■ **What you are asked to do**
Reproduce all records verbatim.

■ **Provided material**

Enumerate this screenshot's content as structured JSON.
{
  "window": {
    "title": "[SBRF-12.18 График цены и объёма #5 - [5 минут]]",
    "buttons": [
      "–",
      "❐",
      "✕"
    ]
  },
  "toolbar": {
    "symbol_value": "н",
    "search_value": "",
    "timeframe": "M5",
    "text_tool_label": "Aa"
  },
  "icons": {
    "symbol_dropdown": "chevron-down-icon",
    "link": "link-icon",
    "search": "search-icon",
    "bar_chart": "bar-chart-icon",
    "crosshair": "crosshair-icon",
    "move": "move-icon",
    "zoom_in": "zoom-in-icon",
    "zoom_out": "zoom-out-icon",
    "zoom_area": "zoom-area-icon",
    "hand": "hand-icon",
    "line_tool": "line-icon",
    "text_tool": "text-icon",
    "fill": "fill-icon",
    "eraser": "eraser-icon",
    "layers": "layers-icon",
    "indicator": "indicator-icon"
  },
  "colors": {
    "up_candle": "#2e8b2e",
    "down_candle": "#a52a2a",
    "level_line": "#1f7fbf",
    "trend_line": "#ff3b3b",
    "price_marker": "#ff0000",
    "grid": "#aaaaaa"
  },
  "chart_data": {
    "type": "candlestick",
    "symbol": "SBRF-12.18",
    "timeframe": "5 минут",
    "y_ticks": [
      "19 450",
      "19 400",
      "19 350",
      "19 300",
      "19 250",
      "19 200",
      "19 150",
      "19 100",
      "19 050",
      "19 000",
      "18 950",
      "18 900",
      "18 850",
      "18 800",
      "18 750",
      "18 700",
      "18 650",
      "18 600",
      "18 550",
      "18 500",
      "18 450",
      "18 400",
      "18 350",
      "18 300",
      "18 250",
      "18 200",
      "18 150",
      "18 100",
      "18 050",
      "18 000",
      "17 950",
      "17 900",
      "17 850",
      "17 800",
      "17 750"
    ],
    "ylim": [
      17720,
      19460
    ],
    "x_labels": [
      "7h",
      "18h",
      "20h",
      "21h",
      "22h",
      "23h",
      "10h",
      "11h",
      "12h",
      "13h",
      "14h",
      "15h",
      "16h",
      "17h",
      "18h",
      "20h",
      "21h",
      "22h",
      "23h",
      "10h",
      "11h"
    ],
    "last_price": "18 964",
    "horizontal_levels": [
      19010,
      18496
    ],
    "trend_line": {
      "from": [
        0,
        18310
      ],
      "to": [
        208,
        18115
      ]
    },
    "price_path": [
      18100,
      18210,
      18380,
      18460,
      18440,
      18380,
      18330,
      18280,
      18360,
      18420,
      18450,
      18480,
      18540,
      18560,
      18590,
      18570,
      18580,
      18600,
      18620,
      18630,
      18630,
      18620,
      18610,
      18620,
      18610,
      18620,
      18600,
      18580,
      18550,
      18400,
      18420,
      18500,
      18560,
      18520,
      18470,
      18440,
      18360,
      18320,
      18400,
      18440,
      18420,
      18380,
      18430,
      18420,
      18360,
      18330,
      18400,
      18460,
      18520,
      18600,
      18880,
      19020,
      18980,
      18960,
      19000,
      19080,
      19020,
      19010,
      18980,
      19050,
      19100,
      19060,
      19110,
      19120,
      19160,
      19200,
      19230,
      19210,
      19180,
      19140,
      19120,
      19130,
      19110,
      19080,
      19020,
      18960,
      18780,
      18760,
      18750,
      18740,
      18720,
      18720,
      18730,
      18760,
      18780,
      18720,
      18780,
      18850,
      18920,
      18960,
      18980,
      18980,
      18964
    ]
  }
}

■ **Correct result**
Enumerate this screenshot's content as structured JSON.
{
  "window": {
    "title": "[SBRF-12.18 График цены и объёма #5 - [5 минут]]",
    "buttons": [
      "–",
      "❐",
      "✕"
    ]
  },
  "toolbar": {
    "symbol_value": "н",
    "search_value": "",
    "timeframe": "M5",
    "text_tool_label": "Aa"
  },
  "icons": {
    "symbol_dropdown": "chevron-down-icon",
    "link": "link-icon",
    "search": "search-icon",
    "bar_chart": "bar-chart-icon",
    "crosshair": "crosshair-icon",
    "move": "move-icon",
    "zoom_in": "zoom-in-icon",
    "zoom_out": "zoom-out-icon",
    "zoom_area": "zoom-area-icon",
    "hand": "hand-icon",
    "line_tool": "line-icon",
    "text_tool": "text-icon",
    "fill": "fill-icon",
    "eraser": "eraser-icon",
    "layers": "layers-icon",
    "indicator": "indicator-icon"
  },
  "colors": {
    "up_candle": "#2e8b2e",
    "down_candle": "#a52a2a",
    "level_line": "#1f7fbf",
    "trend_line": "#ff3b3b",
    "price_marker": "#ff0000",
    "grid": "#aaaaaa"
  },
  "chart_data": {
    "type": "candlestick",
    "symbol": "SBRF-12.18",
    "timeframe": "5 минут",
    "y_ticks": [
      "19 450",
      "19 400",
      "19 350",
      "19 300",
      "19 250",
      "19 200",
      "19 150",
      "19 100",
      "19 050",
      "19 000",
      "18 950",
      "18 900",
      "18 850",
      "18 800",
      "18 750",
      "18 700",
      "18 650",
      "18 600",
      "18 550",
      "18 500",
      "18 450",
      "18 400",
      "18 350",
      "18 300",
      "18 250",
      "18 200",
      "18 150",
      "18 100",
      "18 050",
      "18 000",
      "17 950",
      "17 900",
      "17 850",
      "17 800",
      "17 750"
    ],
    "ylim": [
      17720,
      19460
    ],
    "x_labels": [
      "7h",
      "18h",
      "20h",
      "21h",
      "22h",
      "23h",
      "10h",
      "11h",
      "12h",
      "13h",
      "14h",
      "15h",
      "16h",
      "17h",
      "18h",
      "20h",
      "21h",
      "22h",
      "23h",
      "10h",
      "11h"
    ],
    "last_price": "18 964",
    "horizontal_levels": [
      19010,
      18496
    ],
    "trend_line": {
      "from": [
        0,
        18310
      ],
      "to": [
        208,
        18115
      ]
    },
    "price_path": [
      18100,
      18210,
      18380,
      18460,
      18440,
      18380,
      18330,
      18280,
      18360,
      18420,
      18450,
      18480,
      18540,
      18560,
      18590,
      18570,
      18580,
      18600,
      18620,
      18630,
      18630,
      18620,
      18610,
      18620,
      18610,
      18620,
      18600,
      18580,
      18550,
      18400,
      18420,
      18500,
      18560,
      18520,
      18470,
      18440,
      18360,
      18320,
      18400,
      18440,
      18420,
      18380,
      18430,
      18420,
      18360,
      18330,
      18400,
      18460,
      18520,
      18600,
      18880,
      19020,
      18980,
      18960,
      19000,
      19080,
      19020,
      19010,
      18980,
      19050,
      19100,
      19060,
      19110,
      19120,
      19160,
      19200,
      19230,
      19210,
      19180,
      19140,
      19120,
      19130,
      19110,
      19080,
      19020,
      18960,
      18780,
      18760,
      18750,
      18740,
      18720,
      18720,
      18730,
      18760,
      18780,
      18720,
      18780,
      18850,
      18920,
      18960,
      18980,
      18980,
      18964
    ]
  }
}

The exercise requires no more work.